◆ **TO DO**
(a) Translate this sentence from the episode passage into Spanish: "They based the little person on an obscure old commercial featuring little people walking around in suits."
(b) According to the episode passage, which CNN programs covered the episode in the days after its broadcast?

◆ **TEXT SEGMENT**
They created the idea of using the epithet to apply to whites only, which was when the rest of the episode began to germinate. While they felt the Randy A story was excellent, they wanted to have a B story involving the boys. They came up with the idea of Stan and Token arguing about his father's use of the word, which remained the only subplot idea. They continued to struggle with the subplot until roughly three days prior to air, when they created the idea of Cartman encountering a little person. They based the little person on an obscure old commercial featuring little people walking around in suits.

Reception

Reaction
This episode received coverage by the CNN programs Showbiz Tonight and Paula Zahn Now in the days following the broadcast of this episode. Kovon and Jill Flowers, who co-founded the organization Abolish the "N" Word, which is linked with the National Association for the Advancement of Colored People, praised this episode, saying it was a good example of how it felt to be called nigger.

◆ **EXTRACTED INFORMATION**
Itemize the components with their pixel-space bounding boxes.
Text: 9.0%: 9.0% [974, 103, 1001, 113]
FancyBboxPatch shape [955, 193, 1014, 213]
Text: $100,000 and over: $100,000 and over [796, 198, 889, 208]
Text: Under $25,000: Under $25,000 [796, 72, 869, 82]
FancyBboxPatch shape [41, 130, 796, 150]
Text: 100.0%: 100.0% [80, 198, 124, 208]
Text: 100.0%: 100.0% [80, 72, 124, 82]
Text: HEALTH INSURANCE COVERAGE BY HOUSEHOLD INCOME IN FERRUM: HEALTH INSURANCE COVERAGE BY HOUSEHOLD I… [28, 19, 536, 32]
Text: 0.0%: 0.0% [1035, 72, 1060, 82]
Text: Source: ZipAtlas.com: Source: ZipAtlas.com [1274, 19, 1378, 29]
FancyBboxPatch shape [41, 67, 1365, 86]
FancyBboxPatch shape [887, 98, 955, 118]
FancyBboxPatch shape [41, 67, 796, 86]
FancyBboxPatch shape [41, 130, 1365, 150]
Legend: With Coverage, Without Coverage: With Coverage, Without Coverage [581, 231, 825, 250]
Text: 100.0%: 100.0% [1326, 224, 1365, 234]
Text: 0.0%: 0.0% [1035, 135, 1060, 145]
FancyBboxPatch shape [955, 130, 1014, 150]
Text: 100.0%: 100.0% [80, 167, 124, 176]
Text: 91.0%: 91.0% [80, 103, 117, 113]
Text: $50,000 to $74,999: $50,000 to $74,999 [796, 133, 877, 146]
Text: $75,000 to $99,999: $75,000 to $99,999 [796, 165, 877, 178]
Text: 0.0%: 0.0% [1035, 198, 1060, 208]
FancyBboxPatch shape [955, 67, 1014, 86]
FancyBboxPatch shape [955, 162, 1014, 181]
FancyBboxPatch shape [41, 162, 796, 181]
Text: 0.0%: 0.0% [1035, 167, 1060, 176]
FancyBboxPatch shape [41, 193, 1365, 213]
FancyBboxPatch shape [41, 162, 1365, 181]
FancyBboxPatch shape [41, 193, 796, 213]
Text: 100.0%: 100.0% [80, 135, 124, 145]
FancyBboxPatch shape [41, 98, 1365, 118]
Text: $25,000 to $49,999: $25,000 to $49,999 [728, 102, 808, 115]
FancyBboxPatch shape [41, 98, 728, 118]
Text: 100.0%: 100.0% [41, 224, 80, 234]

◆ **SOLUTIONS TO THE TASKS**
(a) Basaron a la persona de baja estatura en un viejo y poco conocido anuncio en el que aparecían personas de baja estatura caminando de traje.

(b) Showbiz Tonight and Paula Zahn Now.